GIVEN ENTRIES ->
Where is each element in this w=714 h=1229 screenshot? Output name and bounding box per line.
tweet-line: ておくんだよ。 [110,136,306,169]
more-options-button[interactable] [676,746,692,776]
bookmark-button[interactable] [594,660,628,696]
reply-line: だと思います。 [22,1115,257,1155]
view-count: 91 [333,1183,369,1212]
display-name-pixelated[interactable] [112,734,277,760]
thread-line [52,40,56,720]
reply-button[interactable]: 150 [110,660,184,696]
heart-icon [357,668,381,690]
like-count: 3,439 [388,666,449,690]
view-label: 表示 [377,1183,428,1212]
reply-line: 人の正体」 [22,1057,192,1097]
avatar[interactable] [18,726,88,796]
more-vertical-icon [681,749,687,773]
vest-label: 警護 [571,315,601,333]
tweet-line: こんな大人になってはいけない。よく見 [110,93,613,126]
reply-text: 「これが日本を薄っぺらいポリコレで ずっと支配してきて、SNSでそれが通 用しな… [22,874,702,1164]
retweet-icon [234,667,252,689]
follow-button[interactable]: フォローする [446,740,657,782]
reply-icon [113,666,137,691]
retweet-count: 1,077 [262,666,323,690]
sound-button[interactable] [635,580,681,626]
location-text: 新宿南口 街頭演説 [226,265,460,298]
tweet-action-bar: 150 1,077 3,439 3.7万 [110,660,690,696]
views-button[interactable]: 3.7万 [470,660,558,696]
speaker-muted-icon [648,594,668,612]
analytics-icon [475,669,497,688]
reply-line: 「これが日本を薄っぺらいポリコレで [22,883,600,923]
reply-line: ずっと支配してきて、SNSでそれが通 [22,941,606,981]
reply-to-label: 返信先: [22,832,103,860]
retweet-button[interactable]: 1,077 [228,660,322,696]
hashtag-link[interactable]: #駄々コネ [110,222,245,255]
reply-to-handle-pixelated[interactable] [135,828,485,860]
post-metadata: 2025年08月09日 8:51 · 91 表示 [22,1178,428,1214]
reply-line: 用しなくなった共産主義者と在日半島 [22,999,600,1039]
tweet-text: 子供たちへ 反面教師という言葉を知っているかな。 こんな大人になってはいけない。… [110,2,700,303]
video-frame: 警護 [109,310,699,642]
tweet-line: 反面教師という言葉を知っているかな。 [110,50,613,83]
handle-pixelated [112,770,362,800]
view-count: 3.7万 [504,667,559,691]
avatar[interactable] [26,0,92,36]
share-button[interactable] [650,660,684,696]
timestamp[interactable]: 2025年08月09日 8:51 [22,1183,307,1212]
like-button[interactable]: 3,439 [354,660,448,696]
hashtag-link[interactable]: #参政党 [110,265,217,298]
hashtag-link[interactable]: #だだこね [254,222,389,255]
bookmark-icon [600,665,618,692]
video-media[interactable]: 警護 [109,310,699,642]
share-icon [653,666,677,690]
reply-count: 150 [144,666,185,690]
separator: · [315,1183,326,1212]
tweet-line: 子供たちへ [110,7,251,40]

GIVEN EXERCISE -> Could you reproduce every entry above word for word, one line each, without changing anything?

SOLUTION TO THIS TASK ->
Where is each element in this w=714 h=1229 screenshot? Output name and bounding box per line.
tweet-line: ておくんだよ。 [110,136,306,169]
more-options-button[interactable] [676,746,692,776]
bookmark-button[interactable] [594,660,628,696]
reply-line: だと思います。 [22,1115,257,1155]
view-count: 91 [333,1183,369,1212]
display-name-pixelated[interactable] [112,734,277,760]
thread-line [52,40,56,720]
reply-button[interactable]: 150 [110,660,184,696]
heart-icon [357,668,381,690]
like-count: 3,439 [388,666,449,690]
view-label: 表示 [377,1183,428,1212]
reply-line: 人の正体」 [22,1057,192,1097]
avatar[interactable] [18,726,88,796]
more-vertical-icon [681,749,687,773]
vest-label: 警護 [571,315,601,333]
tweet-line: こんな大人になってはいけない。よく見 [110,93,613,126]
reply-text: 「これが日本を薄っぺらいポリコレで ずっと支配してきて、SNSでそれが通 用しな… [22,874,702,1164]
retweet-icon [234,667,252,689]
follow-button[interactable]: フォローする [446,740,657,782]
reply-icon [113,666,137,691]
retweet-count: 1,077 [262,666,323,690]
sound-button[interactable] [635,580,681,626]
location-text: 新宿南口 街頭演説 [226,265,460,298]
tweet-action-bar: 150 1,077 3,439 3.7万 [110,660,690,696]
views-button[interactable]: 3.7万 [470,660,558,696]
speaker-muted-icon [648,594,668,612]
analytics-icon [475,669,497,688]
reply-line: 「これが日本を薄っぺらいポリコレで [22,883,600,923]
reply-line: ずっと支配してきて、SNSでそれが通 [22,941,606,981]
reply-to-label: 返信先: [22,832,103,860]
retweet-button[interactable]: 1,077 [228,660,322,696]
hashtag-link[interactable]: #駄々コネ [110,222,245,255]
reply-to-handle-pixelated[interactable] [135,828,485,860]
post-metadata: 2025年08月09日 8:51 · 91 表示 [22,1178,428,1214]
reply-line: 用しなくなった共産主義者と在日半島 [22,999,600,1039]
tweet-text: 子供たちへ 反面教師という言葉を知っているかな。 こんな大人になってはいけない。… [110,2,700,303]
video-frame: 警護 [109,310,699,642]
tweet-line: 反面教師という言葉を知っているかな。 [110,50,613,83]
handle-pixelated [112,770,362,800]
view-count: 3.7万 [504,667,559,691]
avatar[interactable] [26,0,92,36]
share-button[interactable] [650,660,684,696]
timestamp[interactable]: 2025年08月09日 8:51 [22,1183,307,1212]
like-button[interactable]: 3,439 [354,660,448,696]
hashtag-link[interactable]: #参政党 [110,265,217,298]
hashtag-link[interactable]: #だだこね [254,222,389,255]
bookmark-icon [600,665,618,692]
video-media[interactable]: 警護 [109,310,699,642]
share-icon [653,666,677,690]
reply-count: 150 [144,666,185,690]
separator: · [315,1183,326,1212]
tweet-line: 子供たちへ [110,7,251,40]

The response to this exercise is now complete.